[Records from a collection of figures]

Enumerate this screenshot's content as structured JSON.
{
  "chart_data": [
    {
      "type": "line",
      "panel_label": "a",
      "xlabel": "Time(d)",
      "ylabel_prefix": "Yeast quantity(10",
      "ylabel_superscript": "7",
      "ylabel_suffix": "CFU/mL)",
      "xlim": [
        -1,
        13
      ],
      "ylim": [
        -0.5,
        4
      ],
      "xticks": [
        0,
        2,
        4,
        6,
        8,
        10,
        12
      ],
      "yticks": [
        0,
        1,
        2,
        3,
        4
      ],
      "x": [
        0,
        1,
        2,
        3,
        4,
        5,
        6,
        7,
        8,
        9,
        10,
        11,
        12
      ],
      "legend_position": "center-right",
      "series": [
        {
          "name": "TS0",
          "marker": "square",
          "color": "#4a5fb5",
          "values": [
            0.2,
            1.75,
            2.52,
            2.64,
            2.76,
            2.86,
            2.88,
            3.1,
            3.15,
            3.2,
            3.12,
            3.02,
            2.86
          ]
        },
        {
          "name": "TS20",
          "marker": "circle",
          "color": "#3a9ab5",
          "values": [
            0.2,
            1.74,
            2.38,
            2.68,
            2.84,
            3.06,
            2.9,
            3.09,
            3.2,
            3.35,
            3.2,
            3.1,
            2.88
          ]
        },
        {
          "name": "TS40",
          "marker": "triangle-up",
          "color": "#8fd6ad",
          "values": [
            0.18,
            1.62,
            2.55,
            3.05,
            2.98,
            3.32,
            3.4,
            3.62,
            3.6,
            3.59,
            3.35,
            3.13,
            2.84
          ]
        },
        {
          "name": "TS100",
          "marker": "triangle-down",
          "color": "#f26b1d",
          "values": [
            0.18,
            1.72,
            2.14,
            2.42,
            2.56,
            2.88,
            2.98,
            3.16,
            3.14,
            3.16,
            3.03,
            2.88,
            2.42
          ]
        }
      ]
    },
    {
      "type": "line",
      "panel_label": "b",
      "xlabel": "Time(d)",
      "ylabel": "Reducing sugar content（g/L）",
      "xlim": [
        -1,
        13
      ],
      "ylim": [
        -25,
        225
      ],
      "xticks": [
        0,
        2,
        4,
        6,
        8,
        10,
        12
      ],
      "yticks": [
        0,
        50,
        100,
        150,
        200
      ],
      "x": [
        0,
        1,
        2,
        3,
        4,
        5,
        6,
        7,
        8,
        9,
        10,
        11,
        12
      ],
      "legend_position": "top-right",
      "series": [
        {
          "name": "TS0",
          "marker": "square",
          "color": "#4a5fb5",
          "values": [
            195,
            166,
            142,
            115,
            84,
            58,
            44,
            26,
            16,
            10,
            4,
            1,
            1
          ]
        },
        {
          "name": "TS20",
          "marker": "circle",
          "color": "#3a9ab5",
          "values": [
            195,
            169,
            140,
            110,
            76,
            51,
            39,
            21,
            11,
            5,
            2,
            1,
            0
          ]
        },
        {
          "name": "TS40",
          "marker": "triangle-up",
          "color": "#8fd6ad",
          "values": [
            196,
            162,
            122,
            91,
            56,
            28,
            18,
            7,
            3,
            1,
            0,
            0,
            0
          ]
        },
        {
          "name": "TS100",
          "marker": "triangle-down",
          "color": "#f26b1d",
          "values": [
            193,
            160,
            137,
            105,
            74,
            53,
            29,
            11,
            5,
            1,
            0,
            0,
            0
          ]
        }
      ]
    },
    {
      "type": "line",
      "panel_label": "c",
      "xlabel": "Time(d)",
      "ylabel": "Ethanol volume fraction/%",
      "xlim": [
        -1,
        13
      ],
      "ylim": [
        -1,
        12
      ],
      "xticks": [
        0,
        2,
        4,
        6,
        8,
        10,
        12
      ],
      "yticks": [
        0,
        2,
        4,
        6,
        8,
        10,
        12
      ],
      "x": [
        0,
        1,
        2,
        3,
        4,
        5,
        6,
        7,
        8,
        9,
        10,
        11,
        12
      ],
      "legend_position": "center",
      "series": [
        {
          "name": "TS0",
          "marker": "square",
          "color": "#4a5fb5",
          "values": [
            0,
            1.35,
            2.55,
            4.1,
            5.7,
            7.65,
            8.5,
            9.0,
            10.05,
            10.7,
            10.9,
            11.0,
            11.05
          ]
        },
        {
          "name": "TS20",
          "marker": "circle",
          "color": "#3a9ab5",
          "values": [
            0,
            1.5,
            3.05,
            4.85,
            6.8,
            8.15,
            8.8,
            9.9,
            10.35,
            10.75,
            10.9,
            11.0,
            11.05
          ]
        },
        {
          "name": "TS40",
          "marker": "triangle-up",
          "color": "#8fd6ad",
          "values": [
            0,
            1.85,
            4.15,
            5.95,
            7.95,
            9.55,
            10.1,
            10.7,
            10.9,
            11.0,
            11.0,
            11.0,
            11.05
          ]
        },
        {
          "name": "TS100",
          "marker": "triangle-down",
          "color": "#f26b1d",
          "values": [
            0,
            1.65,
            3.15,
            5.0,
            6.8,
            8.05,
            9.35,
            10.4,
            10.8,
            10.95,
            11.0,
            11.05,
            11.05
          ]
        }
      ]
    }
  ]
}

WHAT IS EXPECTED =
Make an exact copy of the listing, including every line.

FINAL ANSWER =
Enumerate this screenshot's content as structured JSON.
{
  "chart_data": [
    {
      "type": "line",
      "panel_label": "a",
      "xlabel": "Time(d)",
      "ylabel_prefix": "Yeast quantity(10",
      "ylabel_superscript": "7",
      "ylabel_suffix": "CFU/mL)",
      "xlim": [
        -1,
        13
      ],
      "ylim": [
        -0.5,
        4
      ],
      "xticks": [
        0,
        2,
        4,
        6,
        8,
        10,
        12
      ],
      "yticks": [
        0,
        1,
        2,
        3,
        4
      ],
      "x": [
        0,
        1,
        2,
        3,
        4,
        5,
        6,
        7,
        8,
        9,
        10,
        11,
        12
      ],
      "legend_position": "center-right",
      "series": [
        {
          "name": "TS0",
          "marker": "square",
          "color": "#4a5fb5",
          "values": [
            0.2,
            1.75,
            2.52,
            2.64,
            2.76,
            2.86,
            2.88,
            3.1,
            3.15,
            3.2,
            3.12,
            3.02,
            2.86
          ]
        },
        {
          "name": "TS20",
          "marker": "circle",
          "color": "#3a9ab5",
          "values": [
            0.2,
            1.74,
            2.38,
            2.68,
            2.84,
            3.06,
            2.9,
            3.09,
            3.2,
            3.35,
            3.2,
            3.1,
            2.88
          ]
        },
        {
          "name": "TS40",
          "marker": "triangle-up",
          "color": "#8fd6ad",
          "values": [
            0.18,
            1.62,
            2.55,
            3.05,
            2.98,
            3.32,
            3.4,
            3.62,
            3.6,
            3.59,
            3.35,
            3.13,
            2.84
          ]
        },
        {
          "name": "TS100",
          "marker": "triangle-down",
          "color": "#f26b1d",
          "values": [
            0.18,
            1.72,
            2.14,
            2.42,
            2.56,
            2.88,
            2.98,
            3.16,
            3.14,
            3.16,
            3.03,
            2.88,
            2.42
          ]
        }
      ]
    },
    {
      "type": "line",
      "panel_label": "b",
      "xlabel": "Time(d)",
      "ylabel": "Reducing sugar content（g/L）",
      "xlim": [
        -1,
        13
      ],
      "ylim": [
        -25,
        225
      ],
      "xticks": [
        0,
        2,
        4,
        6,
        8,
        10,
        12
      ],
      "yticks": [
        0,
        50,
        100,
        150,
        200
      ],
      "x": [
        0,
        1,
        2,
        3,
        4,
        5,
        6,
        7,
        8,
        9,
        10,
        11,
        12
      ],
      "legend_position": "top-right",
      "series": [
        {
          "name": "TS0",
          "marker": "square",
          "color": "#4a5fb5",
          "values": [
            195,
            166,
            142,
            115,
            84,
            58,
            44,
            26,
            16,
            10,
            4,
            1,
            1
          ]
        },
        {
          "name": "TS20",
          "marker": "circle",
          "color": "#3a9ab5",
          "values": [
            195,
            169,
            140,
            110,
            76,
            51,
            39,
            21,
            11,
            5,
            2,
            1,
            0
          ]
        },
        {
          "name": "TS40",
          "marker": "triangle-up",
          "color": "#8fd6ad",
          "values": [
            196,
            162,
            122,
            91,
            56,
            28,
            18,
            7,
            3,
            1,
            0,
            0,
            0
          ]
        },
        {
          "name": "TS100",
          "marker": "triangle-down",
          "color": "#f26b1d",
          "values": [
            193,
            160,
            137,
            105,
            74,
            53,
            29,
            11,
            5,
            1,
            0,
            0,
            0
          ]
        }
      ]
    },
    {
      "type": "line",
      "panel_label": "c",
      "xlabel": "Time(d)",
      "ylabel": "Ethanol volume fraction/%",
      "xlim": [
        -1,
        13
      ],
      "ylim": [
        -1,
        12
      ],
      "xticks": [
        0,
        2,
        4,
        6,
        8,
        10,
        12
      ],
      "yticks": [
        0,
        2,
        4,
        6,
        8,
        10,
        12
      ],
      "x": [
        0,
        1,
        2,
        3,
        4,
        5,
        6,
        7,
        8,
        9,
        10,
        11,
        12
      ],
      "legend_position": "center",
      "series": [
        {
          "name": "TS0",
          "marker": "square",
          "color": "#4a5fb5",
          "values": [
            0,
            1.35,
            2.55,
            4.1,
            5.7,
            7.65,
            8.5,
            9.0,
            10.05,
            10.7,
            10.9,
            11.0,
            11.05
          ]
        },
        {
          "name": "TS20",
          "marker": "circle",
          "color": "#3a9ab5",
          "values": [
            0,
            1.5,
            3.05,
            4.85,
            6.8,
            8.15,
            8.8,
            9.9,
            10.35,
            10.75,
            10.9,
            11.0,
            11.05
          ]
        },
        {
          "name": "TS40",
          "marker": "triangle-up",
          "color": "#8fd6ad",
          "values": [
            0,
            1.85,
            4.15,
            5.95,
            7.95,
            9.55,
            10.1,
            10.7,
            10.9,
            11.0,
            11.0,
            11.0,
            11.05
          ]
        },
        {
          "name": "TS100",
          "marker": "triangle-down",
          "color": "#f26b1d",
          "values": [
            0,
            1.65,
            3.15,
            5.0,
            6.8,
            8.05,
            9.35,
            10.4,
            10.8,
            10.95,
            11.0,
            11.05,
            11.05
          ]
        }
      ]
    }
  ]
}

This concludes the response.